Begin
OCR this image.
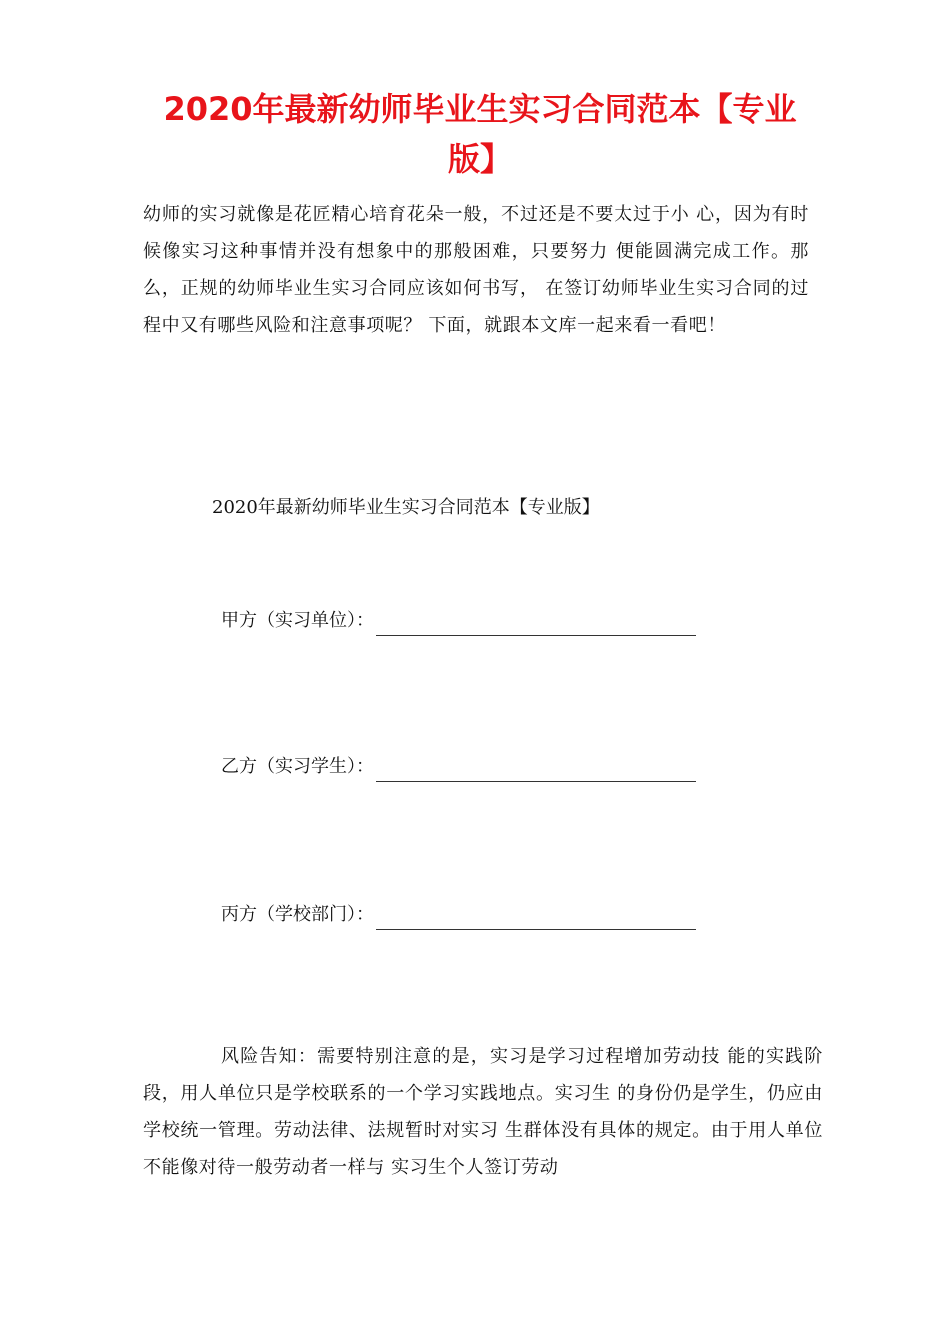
2020年最新幼师毕业生实习合同范本【专业版】

幼师的实习就像是花匠精心培育花朵一般，不过还是不要太过于小 心，因为有时候像实习这种事情并没有想象中的那般困难，只要努力 便能圆满完成工作。那么，正规的幼师毕业生实习合同应该如何书写， 在签订幼师毕业生实习合同的过程中又有哪些风险和注意事项呢？ 下面，就跟本文库一起来看一看吧！

2020年最新幼师毕业生实习合同范本【专业版】

甲方（实习单位）：
乙方（实习学生）：
丙方（学校部门）：

风险告知：需要特别注意的是，实习是学习过程增加劳动技 能的实践阶段，用人单位只是学校联系的一个学习实践地点。实习生 的身份仍是学生，仍应由学校统一管理。劳动法律、法规暂时对实习 生群体没有具体的规定。由于用人单位不能像对待一般劳动者一样与 实习生个人签订劳动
End
Repeat the entries exactly and keep the pictures out of the copy.

OCR this image.
2020年最新幼师毕业生实习合同范本【专业版】

幼师的实习就像是花匠精心培育花朵一般，不过还是不要太过于小 心，因为有时候像实习这种事情并没有想象中的那般困难，只要努力 便能圆满完成工作。那么，正规的幼师毕业生实习合同应该如何书写， 在签订幼师毕业生实习合同的过程中又有哪些风险和注意事项呢？ 下面，就跟本文库一起来看一看吧！

2020年最新幼师毕业生实习合同范本【专业版】

甲方（实习单位）：
乙方（实习学生）：
丙方（学校部门）：

风险告知：需要特别注意的是，实习是学习过程增加劳动技 能的实践阶段，用人单位只是学校联系的一个学习实践地点。实习生 的身份仍是学生，仍应由学校统一管理。劳动法律、法规暂时对实习 生群体没有具体的规定。由于用人单位不能像对待一般劳动者一样与 实习生个人签订劳动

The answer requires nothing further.